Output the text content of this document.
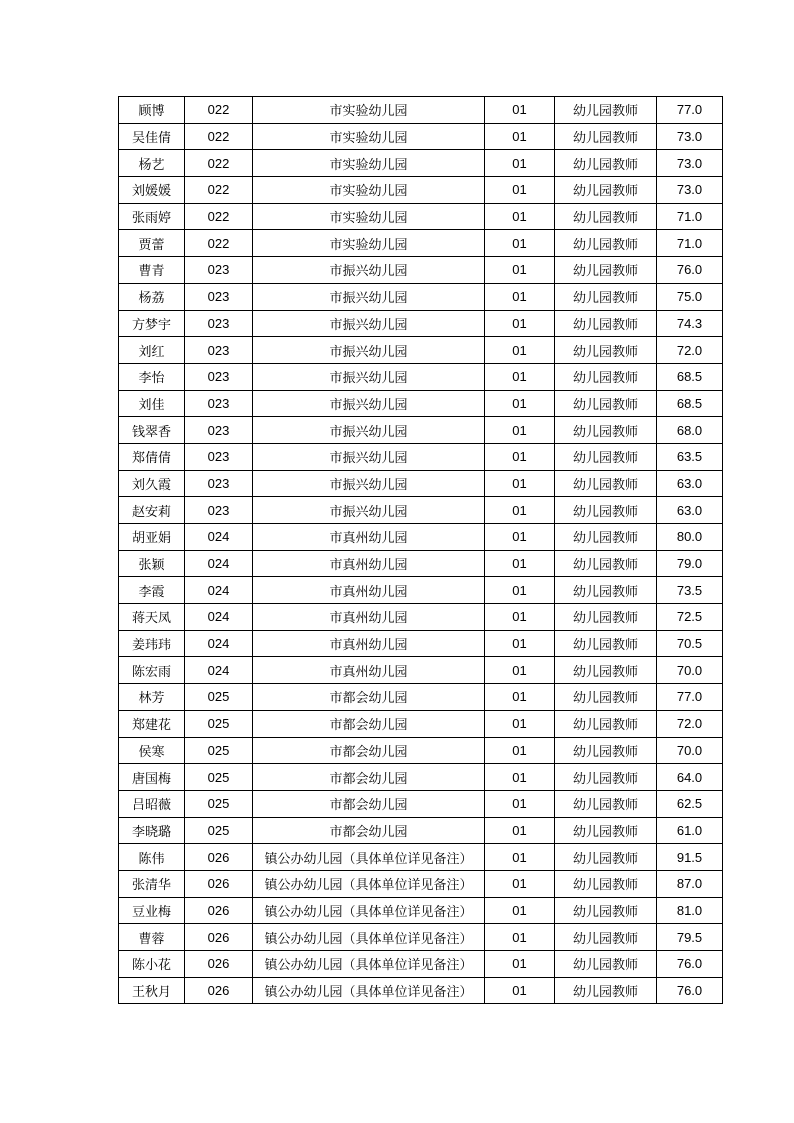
顾博	022	市实验幼儿园	01	幼儿园教师	77.0
吴佳倩	022	市实验幼儿园	01	幼儿园教师	73.0
杨艺	022	市实验幼儿园	01	幼儿园教师	73.0
刘媛媛	022	市实验幼儿园	01	幼儿园教师	73.0
张雨婷	022	市实验幼儿园	01	幼儿园教师	71.0
贾蕾	022	市实验幼儿园	01	幼儿园教师	71.0
曹青	023	市振兴幼儿园	01	幼儿园教师	76.0
杨荔	023	市振兴幼儿园	01	幼儿园教师	75.0
方梦宇	023	市振兴幼儿园	01	幼儿园教师	74.3
刘红	023	市振兴幼儿园	01	幼儿园教师	72.0
李怡	023	市振兴幼儿园	01	幼儿园教师	68.5
刘佳	023	市振兴幼儿园	01	幼儿园教师	68.5
钱翠香	023	市振兴幼儿园	01	幼儿园教师	68.0
郑倩倩	023	市振兴幼儿园	01	幼儿园教师	63.5
刘久霞	023	市振兴幼儿园	01	幼儿园教师	63.0
赵安莉	023	市振兴幼儿园	01	幼儿园教师	63.0
胡亚娟	024	市真州幼儿园	01	幼儿园教师	80.0
张颖	024	市真州幼儿园	01	幼儿园教师	79.0
李霞	024	市真州幼儿园	01	幼儿园教师	73.5
蒋天凤	024	市真州幼儿园	01	幼儿园教师	72.5
姜玮玮	024	市真州幼儿园	01	幼儿园教师	70.5
陈宏雨	024	市真州幼儿园	01	幼儿园教师	70.0
林芳	025	市都会幼儿园	01	幼儿园教师	77.0
郑建花	025	市都会幼儿园	01	幼儿园教师	72.0
侯寒	025	市都会幼儿园	01	幼儿园教师	70.0
唐国梅	025	市都会幼儿园	01	幼儿园教师	64.0
吕昭薇	025	市都会幼儿园	01	幼儿园教师	62.5
李晓璐	025	市都会幼儿园	01	幼儿园教师	61.0
陈伟	026	镇公办幼儿园（具体单位详见备注）	01	幼儿园教师	91.5
张清华	026	镇公办幼儿园（具体单位详见备注）	01	幼儿园教师	87.0
豆业梅	026	镇公办幼儿园（具体单位详见备注）	01	幼儿园教师	81.0
曹蓉	026	镇公办幼儿园（具体单位详见备注）	01	幼儿园教师	79.5
陈小花	026	镇公办幼儿园（具体单位详见备注）	01	幼儿园教师	76.0
王秋月	026	镇公办幼儿园（具体单位详见备注）	01	幼儿园教师	76.0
--*--
▸ **Work to do**
Transcribe the records above exactly, leaving out every picture.

▸ **Answer for this exercise**
Output the text content of this document.
顾博	022	市实验幼儿园	01	幼儿园教师	77.0
吴佳倩	022	市实验幼儿园	01	幼儿园教师	73.0
杨艺	022	市实验幼儿园	01	幼儿园教师	73.0
刘媛媛	022	市实验幼儿园	01	幼儿园教师	73.0
张雨婷	022	市实验幼儿园	01	幼儿园教师	71.0
贾蕾	022	市实验幼儿园	01	幼儿园教师	71.0
曹青	023	市振兴幼儿园	01	幼儿园教师	76.0
杨荔	023	市振兴幼儿园	01	幼儿园教师	75.0
方梦宇	023	市振兴幼儿园	01	幼儿园教师	74.3
刘红	023	市振兴幼儿园	01	幼儿园教师	72.0
李怡	023	市振兴幼儿园	01	幼儿园教师	68.5
刘佳	023	市振兴幼儿园	01	幼儿园教师	68.5
钱翠香	023	市振兴幼儿园	01	幼儿园教师	68.0
郑倩倩	023	市振兴幼儿园	01	幼儿园教师	63.5
刘久霞	023	市振兴幼儿园	01	幼儿园教师	63.0
赵安莉	023	市振兴幼儿园	01	幼儿园教师	63.0
胡亚娟	024	市真州幼儿园	01	幼儿园教师	80.0
张颖	024	市真州幼儿园	01	幼儿园教师	79.0
李霞	024	市真州幼儿园	01	幼儿园教师	73.5
蒋天凤	024	市真州幼儿园	01	幼儿园教师	72.5
姜玮玮	024	市真州幼儿园	01	幼儿园教师	70.5
陈宏雨	024	市真州幼儿园	01	幼儿园教师	70.0
林芳	025	市都会幼儿园	01	幼儿园教师	77.0
郑建花	025	市都会幼儿园	01	幼儿园教师	72.0
侯寒	025	市都会幼儿园	01	幼儿园教师	70.0
唐国梅	025	市都会幼儿园	01	幼儿园教师	64.0
吕昭薇	025	市都会幼儿园	01	幼儿园教师	62.5
李晓璐	025	市都会幼儿园	01	幼儿园教师	61.0
陈伟	026	镇公办幼儿园（具体单位详见备注）	01	幼儿园教师	91.5
张清华	026	镇公办幼儿园（具体单位详见备注）	01	幼儿园教师	87.0
豆业梅	026	镇公办幼儿园（具体单位详见备注）	01	幼儿园教师	81.0
曹蓉	026	镇公办幼儿园（具体单位详见备注）	01	幼儿园教师	79.5
陈小花	026	镇公办幼儿园（具体单位详见备注）	01	幼儿园教师	76.0
王秋月	026	镇公办幼儿园（具体单位详见备注）	01	幼儿园教师	76.0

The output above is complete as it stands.